--- Start of EXERCISE MATERIALS ---
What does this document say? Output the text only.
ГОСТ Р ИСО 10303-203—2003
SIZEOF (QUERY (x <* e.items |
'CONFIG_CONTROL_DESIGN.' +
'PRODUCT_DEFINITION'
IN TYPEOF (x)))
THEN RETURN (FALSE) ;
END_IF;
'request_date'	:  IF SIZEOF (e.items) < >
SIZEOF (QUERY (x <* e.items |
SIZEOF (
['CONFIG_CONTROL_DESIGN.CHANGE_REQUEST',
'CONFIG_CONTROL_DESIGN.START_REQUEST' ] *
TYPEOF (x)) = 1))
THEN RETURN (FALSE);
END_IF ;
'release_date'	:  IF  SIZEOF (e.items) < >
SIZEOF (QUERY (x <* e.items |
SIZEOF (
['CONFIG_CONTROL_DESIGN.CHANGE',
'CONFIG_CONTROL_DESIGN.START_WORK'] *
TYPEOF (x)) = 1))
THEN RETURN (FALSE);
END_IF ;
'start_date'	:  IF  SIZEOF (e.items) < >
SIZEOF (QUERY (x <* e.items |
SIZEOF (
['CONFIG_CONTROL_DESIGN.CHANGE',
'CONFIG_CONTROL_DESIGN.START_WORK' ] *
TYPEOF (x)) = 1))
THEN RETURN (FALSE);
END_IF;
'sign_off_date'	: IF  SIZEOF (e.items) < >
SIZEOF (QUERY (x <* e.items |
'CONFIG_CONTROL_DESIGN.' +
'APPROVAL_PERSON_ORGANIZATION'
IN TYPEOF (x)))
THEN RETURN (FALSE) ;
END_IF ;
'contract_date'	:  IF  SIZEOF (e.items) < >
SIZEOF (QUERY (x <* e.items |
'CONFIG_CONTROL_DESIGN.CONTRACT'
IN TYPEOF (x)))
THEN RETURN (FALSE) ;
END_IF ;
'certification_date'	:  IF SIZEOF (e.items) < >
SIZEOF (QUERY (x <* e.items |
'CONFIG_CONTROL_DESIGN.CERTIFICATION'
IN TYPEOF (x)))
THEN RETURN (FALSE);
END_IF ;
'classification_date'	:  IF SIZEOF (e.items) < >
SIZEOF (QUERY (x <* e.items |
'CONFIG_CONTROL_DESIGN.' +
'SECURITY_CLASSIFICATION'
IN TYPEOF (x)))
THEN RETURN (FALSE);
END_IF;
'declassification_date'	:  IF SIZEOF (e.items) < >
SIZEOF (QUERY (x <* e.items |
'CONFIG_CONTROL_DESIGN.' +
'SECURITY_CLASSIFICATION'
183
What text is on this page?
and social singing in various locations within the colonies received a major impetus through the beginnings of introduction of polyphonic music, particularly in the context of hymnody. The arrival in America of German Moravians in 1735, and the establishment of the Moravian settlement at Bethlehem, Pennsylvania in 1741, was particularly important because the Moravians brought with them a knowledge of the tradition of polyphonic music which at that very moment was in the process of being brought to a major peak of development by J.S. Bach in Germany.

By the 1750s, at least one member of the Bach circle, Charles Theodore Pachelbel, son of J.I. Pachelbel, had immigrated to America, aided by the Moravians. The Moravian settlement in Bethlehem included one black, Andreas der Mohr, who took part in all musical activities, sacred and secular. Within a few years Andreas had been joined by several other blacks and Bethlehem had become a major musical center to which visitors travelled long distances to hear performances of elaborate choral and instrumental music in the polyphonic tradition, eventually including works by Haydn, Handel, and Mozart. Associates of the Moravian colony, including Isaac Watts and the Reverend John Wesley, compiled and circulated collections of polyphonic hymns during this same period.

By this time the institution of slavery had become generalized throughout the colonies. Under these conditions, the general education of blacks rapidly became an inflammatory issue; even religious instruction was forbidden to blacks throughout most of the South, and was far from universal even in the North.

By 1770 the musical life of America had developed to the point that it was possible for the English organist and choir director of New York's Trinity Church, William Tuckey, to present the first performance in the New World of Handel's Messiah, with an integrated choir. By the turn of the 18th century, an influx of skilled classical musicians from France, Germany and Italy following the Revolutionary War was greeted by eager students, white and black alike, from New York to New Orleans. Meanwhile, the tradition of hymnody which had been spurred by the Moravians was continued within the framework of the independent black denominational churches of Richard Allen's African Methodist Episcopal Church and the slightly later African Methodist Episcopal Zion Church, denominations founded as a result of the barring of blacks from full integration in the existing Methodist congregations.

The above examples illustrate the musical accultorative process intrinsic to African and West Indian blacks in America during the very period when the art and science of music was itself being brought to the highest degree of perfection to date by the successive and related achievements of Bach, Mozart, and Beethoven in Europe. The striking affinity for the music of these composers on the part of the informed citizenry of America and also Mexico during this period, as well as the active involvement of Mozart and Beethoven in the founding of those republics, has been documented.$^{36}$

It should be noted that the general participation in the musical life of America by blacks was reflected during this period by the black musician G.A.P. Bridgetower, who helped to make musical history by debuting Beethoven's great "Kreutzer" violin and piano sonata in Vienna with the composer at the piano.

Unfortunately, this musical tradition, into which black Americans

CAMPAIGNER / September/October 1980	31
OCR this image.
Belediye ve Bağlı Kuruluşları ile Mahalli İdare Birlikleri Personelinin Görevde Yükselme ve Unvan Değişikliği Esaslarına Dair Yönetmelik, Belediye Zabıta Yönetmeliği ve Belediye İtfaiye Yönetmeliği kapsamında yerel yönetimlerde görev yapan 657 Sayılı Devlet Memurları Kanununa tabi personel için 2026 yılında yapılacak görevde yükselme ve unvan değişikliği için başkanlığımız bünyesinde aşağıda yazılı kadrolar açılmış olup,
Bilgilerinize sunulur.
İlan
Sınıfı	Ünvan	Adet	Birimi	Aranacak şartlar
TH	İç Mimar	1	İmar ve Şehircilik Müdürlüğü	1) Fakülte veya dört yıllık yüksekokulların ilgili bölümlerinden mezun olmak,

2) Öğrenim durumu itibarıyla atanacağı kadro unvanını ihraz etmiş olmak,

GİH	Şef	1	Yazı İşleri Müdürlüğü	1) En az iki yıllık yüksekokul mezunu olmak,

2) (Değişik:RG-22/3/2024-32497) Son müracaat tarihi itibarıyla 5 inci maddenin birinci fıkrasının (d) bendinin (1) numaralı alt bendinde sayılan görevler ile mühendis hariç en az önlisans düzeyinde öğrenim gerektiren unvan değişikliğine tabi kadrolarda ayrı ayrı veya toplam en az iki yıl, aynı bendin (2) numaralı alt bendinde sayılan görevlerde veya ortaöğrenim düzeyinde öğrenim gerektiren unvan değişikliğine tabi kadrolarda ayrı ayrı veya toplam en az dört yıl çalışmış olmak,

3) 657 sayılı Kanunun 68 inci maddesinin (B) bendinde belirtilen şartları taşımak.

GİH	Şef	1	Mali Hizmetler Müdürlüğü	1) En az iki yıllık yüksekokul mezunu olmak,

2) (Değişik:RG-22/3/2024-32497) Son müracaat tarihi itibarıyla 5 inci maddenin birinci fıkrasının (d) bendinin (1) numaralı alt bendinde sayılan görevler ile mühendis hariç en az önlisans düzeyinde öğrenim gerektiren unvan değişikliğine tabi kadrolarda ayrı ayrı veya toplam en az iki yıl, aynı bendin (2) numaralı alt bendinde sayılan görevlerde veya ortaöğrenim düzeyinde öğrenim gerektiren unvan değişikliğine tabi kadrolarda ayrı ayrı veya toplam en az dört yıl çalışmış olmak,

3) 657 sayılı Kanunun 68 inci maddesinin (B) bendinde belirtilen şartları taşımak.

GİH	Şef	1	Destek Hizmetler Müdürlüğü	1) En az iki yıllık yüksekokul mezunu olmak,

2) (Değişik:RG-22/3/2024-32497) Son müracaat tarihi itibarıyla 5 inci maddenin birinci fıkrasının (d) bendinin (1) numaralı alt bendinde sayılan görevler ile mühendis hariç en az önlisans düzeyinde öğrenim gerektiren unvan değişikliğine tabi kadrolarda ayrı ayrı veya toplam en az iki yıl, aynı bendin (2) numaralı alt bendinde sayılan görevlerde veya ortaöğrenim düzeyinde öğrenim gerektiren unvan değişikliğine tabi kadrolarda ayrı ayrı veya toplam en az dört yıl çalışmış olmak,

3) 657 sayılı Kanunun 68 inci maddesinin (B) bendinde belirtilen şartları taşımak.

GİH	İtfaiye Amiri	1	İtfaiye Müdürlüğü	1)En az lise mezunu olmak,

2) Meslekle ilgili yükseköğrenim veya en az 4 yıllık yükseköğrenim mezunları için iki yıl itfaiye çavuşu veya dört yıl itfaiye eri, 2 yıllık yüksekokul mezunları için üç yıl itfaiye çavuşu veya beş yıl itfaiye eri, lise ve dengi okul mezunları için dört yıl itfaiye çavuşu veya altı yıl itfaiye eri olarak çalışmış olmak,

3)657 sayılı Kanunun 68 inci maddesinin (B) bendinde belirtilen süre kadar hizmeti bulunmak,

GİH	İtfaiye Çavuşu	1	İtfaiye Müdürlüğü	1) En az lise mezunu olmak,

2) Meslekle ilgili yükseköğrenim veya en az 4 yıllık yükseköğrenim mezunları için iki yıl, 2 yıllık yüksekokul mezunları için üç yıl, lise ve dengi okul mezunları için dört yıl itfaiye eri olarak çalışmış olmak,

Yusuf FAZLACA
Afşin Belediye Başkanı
--- End of EXERCISE MATERIALS ---
_STATED EXERCISE_
Check every line for "Belediye" and show the ones that have it.

_ANSWER BELOW_
Belediye ve Bağlı Kuruluşları ile Mahalli İdare Birlikleri Personelinin Görevde Yükselme ve Unvan Değişikliği Esaslarına Dair Yönetmelik, Belediye Zabıta Yönetmeliği ve Belediye İtfaiye Yönetmeliği kapsamında yerel yönetimlerde görev yapan 657 Sayılı Devlet Memurları Kanununa tabi personel için 2026 yılında yapılacak görevde yükselme ve unvan değişikliği için başkanlığımız bünyesinde aşağıda yazılı kadrolar açılmış olup,
Afşin Belediye Başkanı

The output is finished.